» **Source material**:
# # # # # # #
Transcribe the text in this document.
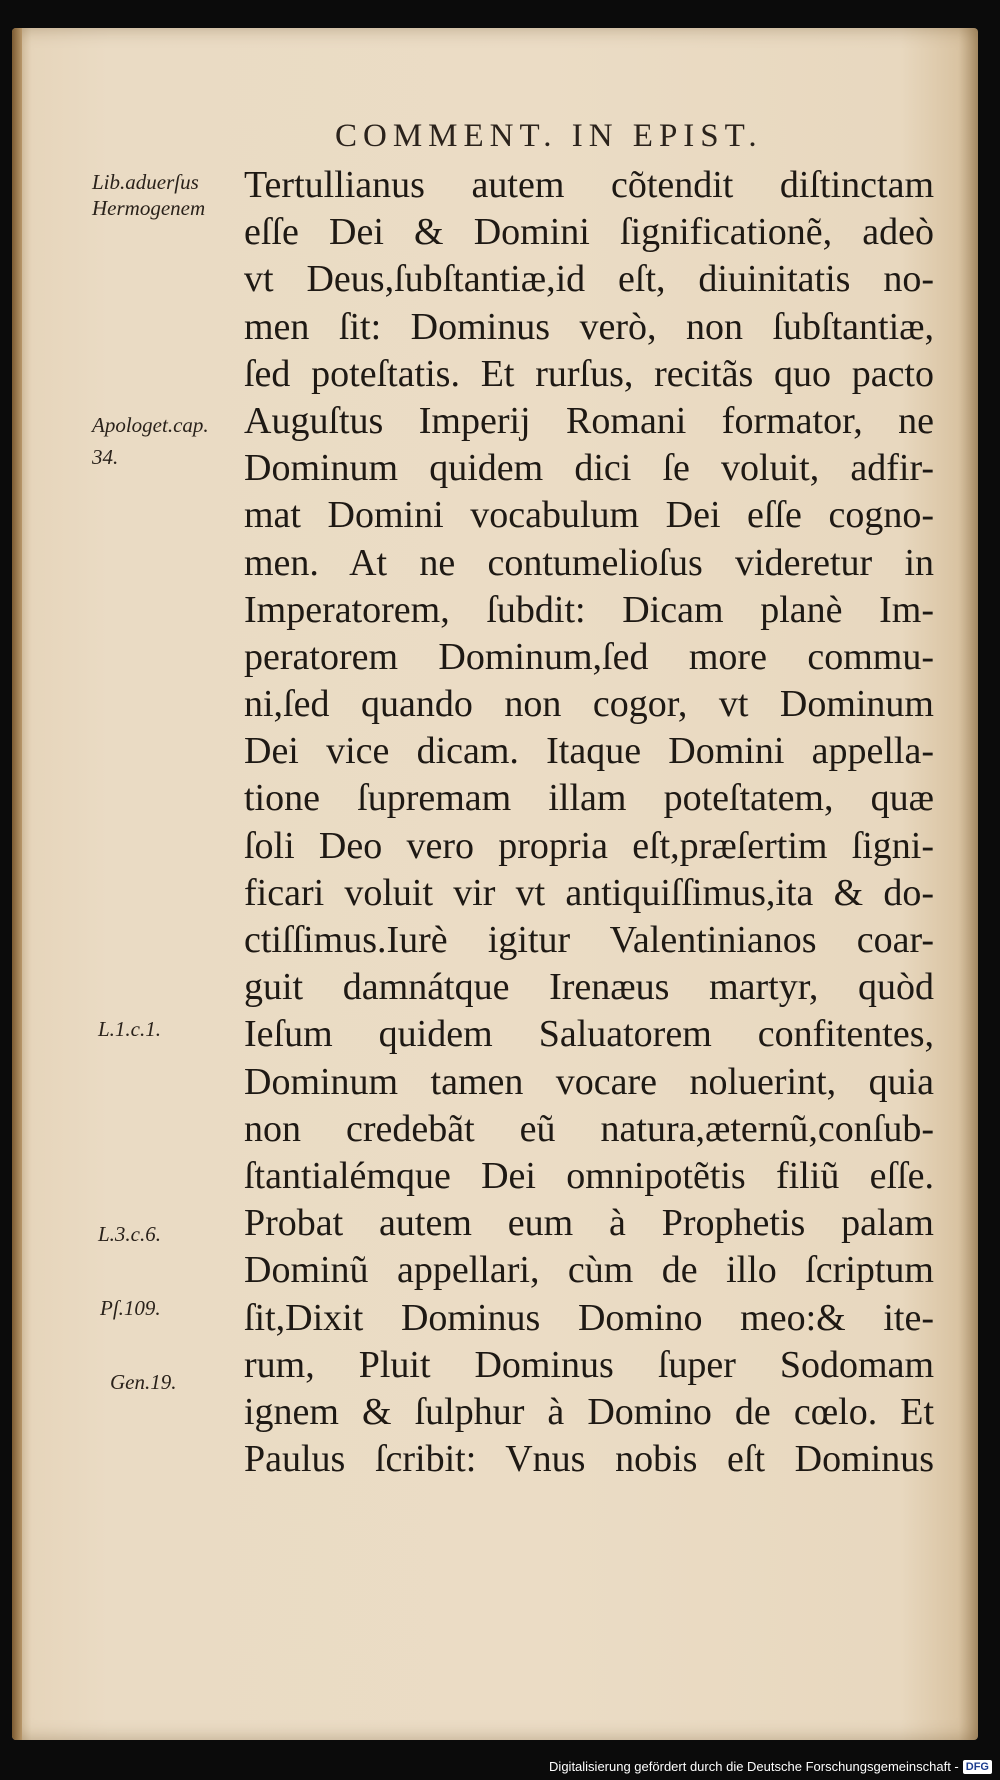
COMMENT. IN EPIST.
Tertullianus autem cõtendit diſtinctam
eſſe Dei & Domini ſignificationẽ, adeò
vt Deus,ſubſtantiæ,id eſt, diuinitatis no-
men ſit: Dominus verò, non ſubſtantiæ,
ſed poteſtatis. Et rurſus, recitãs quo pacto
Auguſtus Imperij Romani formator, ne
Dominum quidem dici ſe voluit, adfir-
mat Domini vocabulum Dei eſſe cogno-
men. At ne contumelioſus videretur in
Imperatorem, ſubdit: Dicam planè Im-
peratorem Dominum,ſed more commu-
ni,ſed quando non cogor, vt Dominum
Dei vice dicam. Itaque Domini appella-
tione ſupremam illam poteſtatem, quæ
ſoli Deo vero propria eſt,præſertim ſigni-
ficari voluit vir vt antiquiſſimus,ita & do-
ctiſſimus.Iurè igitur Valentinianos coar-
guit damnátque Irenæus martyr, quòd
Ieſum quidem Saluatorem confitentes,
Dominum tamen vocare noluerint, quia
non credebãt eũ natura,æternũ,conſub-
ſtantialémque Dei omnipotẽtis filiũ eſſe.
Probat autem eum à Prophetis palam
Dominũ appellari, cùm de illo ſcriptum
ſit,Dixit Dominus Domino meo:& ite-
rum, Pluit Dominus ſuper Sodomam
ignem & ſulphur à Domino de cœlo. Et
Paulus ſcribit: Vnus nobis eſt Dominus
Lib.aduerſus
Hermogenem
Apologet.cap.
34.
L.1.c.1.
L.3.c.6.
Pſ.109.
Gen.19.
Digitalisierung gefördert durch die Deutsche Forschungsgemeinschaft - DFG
# # # # # # #
» **Task instructions**: Find how many lines include the string "autem" and report that number alone.

» **Solution for this exercise**: 2